▶ WHAT YOU ARE ASKED TO DO:
Give only the number of lines in the data that contain the word "aaaacc".
___ DATA PROVIDED
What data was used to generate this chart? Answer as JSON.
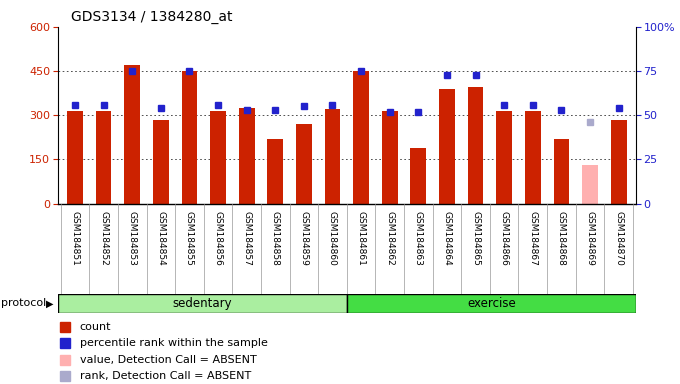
{
  "title": "GDS3134 / 1384280_at",
  "samples": [
    "GSM184851",
    "GSM184852",
    "GSM184853",
    "GSM184854",
    "GSM184855",
    "GSM184856",
    "GSM184857",
    "GSM184858",
    "GSM184859",
    "GSM184860",
    "GSM184861",
    "GSM184862",
    "GSM184863",
    "GSM184864",
    "GSM184865",
    "GSM184866",
    "GSM184867",
    "GSM184868",
    "GSM184869",
    "GSM184870"
  ],
  "counts": [
    315,
    315,
    470,
    285,
    450,
    315,
    325,
    220,
    270,
    320,
    450,
    315,
    190,
    390,
    395,
    315,
    315,
    220,
    130,
    285
  ],
  "ranks": [
    56,
    56,
    75,
    54,
    75,
    56,
    53,
    53,
    55,
    56,
    75,
    52,
    52,
    73,
    73,
    56,
    56,
    53,
    46,
    54
  ],
  "absent_flag": [
    false,
    false,
    false,
    false,
    false,
    false,
    false,
    false,
    false,
    false,
    false,
    false,
    false,
    false,
    false,
    false,
    false,
    false,
    true,
    false
  ],
  "absent_rank_flag": [
    false,
    false,
    false,
    false,
    false,
    false,
    false,
    false,
    false,
    false,
    false,
    false,
    false,
    false,
    false,
    false,
    false,
    false,
    true,
    false
  ],
  "sedentary_count": 10,
  "bar_color": "#cc2200",
  "absent_bar_color": "#ffb0b0",
  "rank_color": "#2222cc",
  "absent_rank_color": "#aaaacc",
  "ylim_left": [
    0,
    600
  ],
  "ylim_right": [
    0,
    100
  ],
  "yticks_left": [
    0,
    150,
    300,
    450,
    600
  ],
  "yticks_right": [
    0,
    25,
    50,
    75,
    100
  ],
  "plot_bg": "#ffffff",
  "xlabel_bg": "#d8d8d8",
  "sedentary_color": "#aaeea0",
  "exercise_color": "#44dd44",
  "protocol_label": "protocol",
  "sedentary_label": "sedentary",
  "exercise_label": "exercise",
  "legend_items": [
    {
      "label": "count",
      "color": "#cc2200"
    },
    {
      "label": "percentile rank within the sample",
      "color": "#2222cc"
    },
    {
      "label": "value, Detection Call = ABSENT",
      "color": "#ffb0b0"
    },
    {
      "label": "rank, Detection Call = ABSENT",
      "color": "#aaaacc"
    }
  ]
}
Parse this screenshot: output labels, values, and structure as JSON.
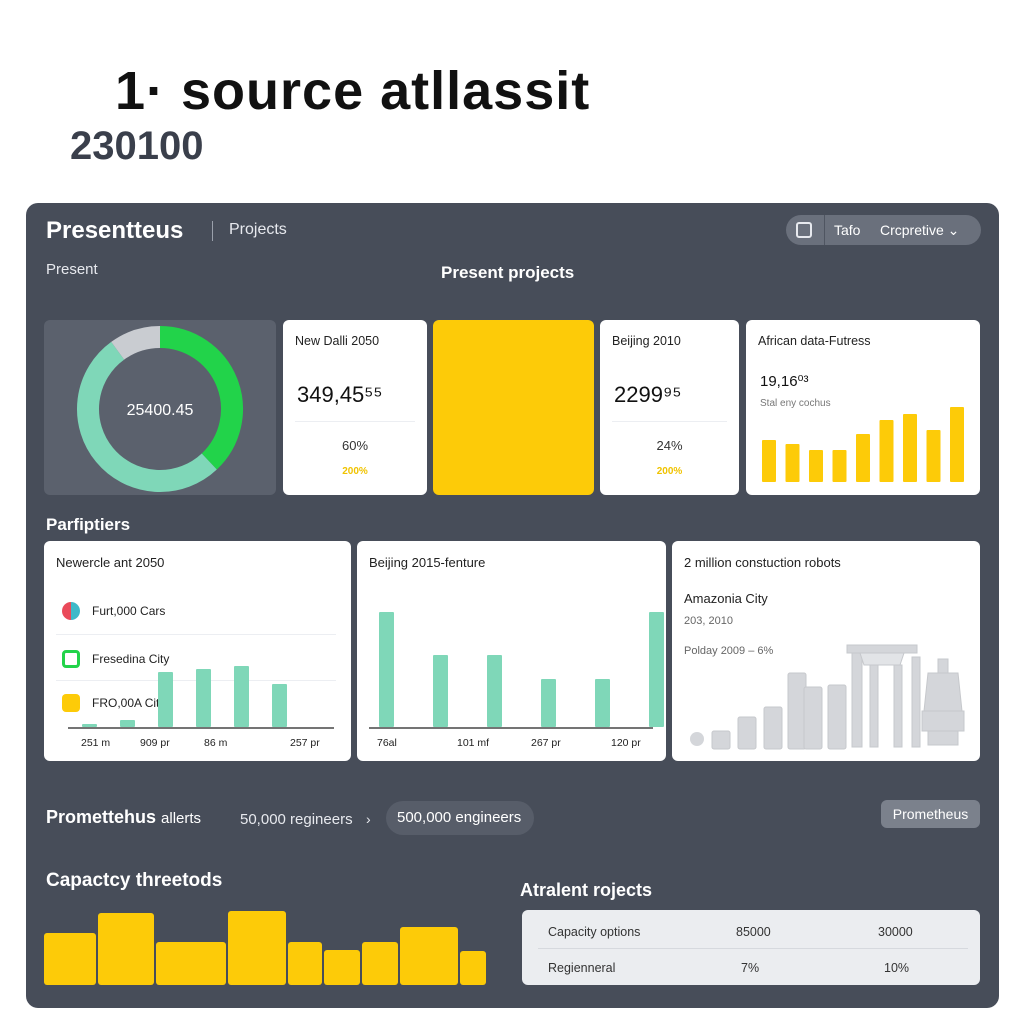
______
▶ WORKED ANSWER:
2